→ **Task to carry out**
Each line that holds the word "page" counts once. Give the total number of such lines and nothing else.

»»

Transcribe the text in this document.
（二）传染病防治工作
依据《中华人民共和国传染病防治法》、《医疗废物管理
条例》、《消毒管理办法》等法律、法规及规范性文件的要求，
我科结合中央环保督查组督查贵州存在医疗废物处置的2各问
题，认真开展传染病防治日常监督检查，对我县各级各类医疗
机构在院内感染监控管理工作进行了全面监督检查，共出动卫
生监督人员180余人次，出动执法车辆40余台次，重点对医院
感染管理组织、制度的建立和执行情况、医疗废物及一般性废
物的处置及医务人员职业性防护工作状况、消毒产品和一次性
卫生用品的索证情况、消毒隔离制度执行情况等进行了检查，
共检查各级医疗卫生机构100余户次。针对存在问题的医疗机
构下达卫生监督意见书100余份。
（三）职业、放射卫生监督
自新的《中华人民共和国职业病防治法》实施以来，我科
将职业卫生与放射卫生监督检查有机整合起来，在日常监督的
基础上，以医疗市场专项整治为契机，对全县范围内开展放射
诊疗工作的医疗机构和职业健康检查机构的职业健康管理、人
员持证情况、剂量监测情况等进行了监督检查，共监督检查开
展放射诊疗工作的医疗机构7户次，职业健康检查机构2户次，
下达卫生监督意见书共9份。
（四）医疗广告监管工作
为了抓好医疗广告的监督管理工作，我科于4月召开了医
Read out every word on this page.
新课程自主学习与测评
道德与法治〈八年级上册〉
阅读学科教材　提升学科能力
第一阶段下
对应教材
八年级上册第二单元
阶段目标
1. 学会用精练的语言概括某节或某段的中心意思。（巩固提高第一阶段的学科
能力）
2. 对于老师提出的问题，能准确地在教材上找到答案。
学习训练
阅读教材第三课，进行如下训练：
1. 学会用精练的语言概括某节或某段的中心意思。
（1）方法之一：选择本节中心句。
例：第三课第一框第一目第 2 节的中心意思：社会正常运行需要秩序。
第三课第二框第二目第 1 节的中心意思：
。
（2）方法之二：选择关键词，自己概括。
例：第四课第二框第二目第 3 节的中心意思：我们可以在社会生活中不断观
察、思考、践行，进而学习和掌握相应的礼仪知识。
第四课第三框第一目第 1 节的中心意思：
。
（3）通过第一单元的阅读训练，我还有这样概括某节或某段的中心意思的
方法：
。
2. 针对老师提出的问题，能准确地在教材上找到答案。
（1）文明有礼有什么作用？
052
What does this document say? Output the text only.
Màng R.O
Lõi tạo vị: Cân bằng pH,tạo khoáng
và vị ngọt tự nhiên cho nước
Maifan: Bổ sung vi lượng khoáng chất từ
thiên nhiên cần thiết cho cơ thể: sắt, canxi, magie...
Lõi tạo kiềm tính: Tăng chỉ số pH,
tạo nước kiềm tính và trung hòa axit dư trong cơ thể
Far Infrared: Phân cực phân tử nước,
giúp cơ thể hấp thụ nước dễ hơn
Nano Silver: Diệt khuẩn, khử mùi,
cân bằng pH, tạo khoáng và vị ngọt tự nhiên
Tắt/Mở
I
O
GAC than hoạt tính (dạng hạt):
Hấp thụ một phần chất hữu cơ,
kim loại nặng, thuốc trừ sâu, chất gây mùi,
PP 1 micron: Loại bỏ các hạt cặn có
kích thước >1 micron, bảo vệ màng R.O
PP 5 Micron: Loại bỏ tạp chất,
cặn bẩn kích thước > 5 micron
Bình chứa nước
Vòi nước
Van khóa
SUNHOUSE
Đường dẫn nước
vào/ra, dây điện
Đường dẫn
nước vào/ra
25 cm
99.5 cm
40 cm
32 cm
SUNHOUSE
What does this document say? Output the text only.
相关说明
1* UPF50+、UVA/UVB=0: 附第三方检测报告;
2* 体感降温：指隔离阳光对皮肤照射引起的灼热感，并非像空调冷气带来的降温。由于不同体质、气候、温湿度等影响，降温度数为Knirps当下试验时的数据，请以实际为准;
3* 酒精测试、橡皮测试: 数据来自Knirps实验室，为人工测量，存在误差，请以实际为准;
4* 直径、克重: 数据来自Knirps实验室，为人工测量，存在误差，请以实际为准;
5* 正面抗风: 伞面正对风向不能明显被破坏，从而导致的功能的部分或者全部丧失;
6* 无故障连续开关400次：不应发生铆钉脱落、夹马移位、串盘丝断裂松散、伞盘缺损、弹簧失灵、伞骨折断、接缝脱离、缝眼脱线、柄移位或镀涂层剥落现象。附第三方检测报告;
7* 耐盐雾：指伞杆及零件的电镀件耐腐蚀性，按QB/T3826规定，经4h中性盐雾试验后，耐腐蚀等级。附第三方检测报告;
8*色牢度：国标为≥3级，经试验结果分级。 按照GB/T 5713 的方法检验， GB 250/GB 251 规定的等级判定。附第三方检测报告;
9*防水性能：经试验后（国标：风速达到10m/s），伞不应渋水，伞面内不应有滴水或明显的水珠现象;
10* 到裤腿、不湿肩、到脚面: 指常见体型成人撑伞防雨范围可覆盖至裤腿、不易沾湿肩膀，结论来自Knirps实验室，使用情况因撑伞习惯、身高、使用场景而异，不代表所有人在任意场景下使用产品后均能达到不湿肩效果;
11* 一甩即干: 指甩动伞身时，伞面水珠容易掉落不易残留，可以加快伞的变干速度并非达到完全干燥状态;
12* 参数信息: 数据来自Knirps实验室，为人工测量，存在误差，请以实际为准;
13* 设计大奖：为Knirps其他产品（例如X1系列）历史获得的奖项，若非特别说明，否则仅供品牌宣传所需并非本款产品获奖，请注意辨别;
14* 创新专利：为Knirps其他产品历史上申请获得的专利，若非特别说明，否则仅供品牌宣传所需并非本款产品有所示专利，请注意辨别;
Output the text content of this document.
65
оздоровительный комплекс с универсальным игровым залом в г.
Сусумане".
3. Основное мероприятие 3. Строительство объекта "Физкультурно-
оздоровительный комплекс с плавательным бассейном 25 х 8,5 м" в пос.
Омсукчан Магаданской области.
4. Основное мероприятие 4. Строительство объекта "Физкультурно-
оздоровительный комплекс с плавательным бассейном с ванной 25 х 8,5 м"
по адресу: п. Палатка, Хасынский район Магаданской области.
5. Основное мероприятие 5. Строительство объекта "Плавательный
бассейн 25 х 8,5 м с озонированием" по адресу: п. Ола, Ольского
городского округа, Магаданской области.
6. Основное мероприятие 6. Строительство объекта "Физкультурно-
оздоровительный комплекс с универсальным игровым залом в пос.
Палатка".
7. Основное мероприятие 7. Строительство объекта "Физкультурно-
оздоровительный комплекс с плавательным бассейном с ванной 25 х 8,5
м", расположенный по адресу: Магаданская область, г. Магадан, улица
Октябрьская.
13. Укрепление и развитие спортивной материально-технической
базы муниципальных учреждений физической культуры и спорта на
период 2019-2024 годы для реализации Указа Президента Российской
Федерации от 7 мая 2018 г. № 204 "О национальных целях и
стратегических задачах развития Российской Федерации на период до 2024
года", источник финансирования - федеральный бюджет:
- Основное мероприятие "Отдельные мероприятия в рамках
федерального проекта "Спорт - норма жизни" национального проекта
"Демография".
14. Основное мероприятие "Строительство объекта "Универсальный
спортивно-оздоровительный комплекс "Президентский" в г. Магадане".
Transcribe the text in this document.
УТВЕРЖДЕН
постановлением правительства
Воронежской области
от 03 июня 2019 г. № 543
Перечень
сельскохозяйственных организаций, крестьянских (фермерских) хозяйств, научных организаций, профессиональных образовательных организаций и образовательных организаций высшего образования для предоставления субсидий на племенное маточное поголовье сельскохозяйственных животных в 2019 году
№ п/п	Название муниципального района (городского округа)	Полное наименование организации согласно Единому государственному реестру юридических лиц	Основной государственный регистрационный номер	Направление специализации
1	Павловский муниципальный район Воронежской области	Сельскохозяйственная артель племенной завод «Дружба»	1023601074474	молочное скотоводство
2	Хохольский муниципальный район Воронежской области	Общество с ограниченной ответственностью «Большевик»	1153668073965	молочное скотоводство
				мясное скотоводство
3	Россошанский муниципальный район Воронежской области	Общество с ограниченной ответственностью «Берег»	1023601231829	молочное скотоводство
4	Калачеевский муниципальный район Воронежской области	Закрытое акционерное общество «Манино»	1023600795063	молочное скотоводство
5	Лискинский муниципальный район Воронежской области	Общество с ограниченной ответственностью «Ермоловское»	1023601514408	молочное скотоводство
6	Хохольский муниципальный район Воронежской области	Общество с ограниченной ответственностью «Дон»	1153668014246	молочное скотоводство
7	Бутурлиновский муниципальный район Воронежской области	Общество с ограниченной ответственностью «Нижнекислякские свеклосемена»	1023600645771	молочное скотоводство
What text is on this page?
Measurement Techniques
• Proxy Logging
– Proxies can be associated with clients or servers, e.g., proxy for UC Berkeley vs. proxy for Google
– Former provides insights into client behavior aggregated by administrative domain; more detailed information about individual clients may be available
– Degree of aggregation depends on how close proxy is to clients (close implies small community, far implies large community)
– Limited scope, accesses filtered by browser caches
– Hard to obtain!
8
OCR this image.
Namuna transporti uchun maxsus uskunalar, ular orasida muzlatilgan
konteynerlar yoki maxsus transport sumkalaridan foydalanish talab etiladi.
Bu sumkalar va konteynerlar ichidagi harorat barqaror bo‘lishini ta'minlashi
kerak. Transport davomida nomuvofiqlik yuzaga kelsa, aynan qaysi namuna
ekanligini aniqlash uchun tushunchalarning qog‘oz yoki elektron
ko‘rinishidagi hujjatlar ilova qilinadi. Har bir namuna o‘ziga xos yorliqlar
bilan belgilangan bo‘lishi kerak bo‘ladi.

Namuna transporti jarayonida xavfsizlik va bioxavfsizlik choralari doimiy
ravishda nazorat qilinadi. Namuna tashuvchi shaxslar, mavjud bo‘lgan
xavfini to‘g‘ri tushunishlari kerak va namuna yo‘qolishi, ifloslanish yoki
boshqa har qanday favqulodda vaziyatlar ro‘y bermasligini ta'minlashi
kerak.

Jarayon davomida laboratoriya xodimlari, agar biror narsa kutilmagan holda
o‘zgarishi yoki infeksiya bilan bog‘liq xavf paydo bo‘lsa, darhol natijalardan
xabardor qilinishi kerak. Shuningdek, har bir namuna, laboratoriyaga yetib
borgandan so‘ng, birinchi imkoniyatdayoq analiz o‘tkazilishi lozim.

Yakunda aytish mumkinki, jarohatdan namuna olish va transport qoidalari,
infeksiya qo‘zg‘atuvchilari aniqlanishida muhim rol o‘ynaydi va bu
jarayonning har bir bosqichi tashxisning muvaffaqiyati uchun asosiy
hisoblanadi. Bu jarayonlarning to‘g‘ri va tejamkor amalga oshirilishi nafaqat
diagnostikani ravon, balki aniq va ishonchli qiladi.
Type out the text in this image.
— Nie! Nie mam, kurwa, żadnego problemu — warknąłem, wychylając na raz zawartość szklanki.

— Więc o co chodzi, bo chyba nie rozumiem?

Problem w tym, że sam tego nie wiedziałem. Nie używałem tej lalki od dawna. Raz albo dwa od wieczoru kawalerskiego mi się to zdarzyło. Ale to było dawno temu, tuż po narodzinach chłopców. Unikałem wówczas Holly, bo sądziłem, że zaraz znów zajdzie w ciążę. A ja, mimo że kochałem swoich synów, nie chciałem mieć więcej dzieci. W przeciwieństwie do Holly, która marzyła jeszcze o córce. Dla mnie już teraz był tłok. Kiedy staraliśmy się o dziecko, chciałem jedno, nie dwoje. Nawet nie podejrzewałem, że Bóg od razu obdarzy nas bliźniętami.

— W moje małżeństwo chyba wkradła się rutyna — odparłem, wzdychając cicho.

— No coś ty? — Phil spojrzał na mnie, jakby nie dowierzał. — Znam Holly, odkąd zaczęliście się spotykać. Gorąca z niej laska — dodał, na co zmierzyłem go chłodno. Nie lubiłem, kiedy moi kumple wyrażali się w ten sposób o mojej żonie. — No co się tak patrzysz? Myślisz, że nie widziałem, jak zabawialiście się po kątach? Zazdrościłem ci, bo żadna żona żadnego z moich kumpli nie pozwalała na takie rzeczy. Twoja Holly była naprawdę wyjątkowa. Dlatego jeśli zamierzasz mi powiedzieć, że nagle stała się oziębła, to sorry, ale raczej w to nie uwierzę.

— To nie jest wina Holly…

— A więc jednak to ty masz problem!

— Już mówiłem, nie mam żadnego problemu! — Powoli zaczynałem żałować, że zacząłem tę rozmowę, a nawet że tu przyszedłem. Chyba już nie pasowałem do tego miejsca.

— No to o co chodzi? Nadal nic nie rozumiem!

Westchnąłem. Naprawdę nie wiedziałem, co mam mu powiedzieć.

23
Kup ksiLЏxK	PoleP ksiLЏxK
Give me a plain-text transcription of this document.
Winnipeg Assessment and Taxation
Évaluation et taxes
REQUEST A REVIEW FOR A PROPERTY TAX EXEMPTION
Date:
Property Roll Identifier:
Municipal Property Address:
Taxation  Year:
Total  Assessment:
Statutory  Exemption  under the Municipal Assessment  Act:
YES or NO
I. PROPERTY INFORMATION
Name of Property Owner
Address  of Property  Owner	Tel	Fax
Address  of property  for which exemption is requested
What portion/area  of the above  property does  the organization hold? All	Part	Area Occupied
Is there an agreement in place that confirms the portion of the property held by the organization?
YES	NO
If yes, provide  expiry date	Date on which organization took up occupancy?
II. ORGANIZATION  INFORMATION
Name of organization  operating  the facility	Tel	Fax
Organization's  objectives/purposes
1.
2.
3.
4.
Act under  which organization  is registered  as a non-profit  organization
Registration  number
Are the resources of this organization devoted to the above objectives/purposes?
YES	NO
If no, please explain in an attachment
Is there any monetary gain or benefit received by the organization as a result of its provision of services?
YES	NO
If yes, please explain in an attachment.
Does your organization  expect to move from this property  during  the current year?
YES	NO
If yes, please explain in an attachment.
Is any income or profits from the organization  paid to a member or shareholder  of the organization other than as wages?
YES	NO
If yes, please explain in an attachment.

««

→ **Exercise output**
2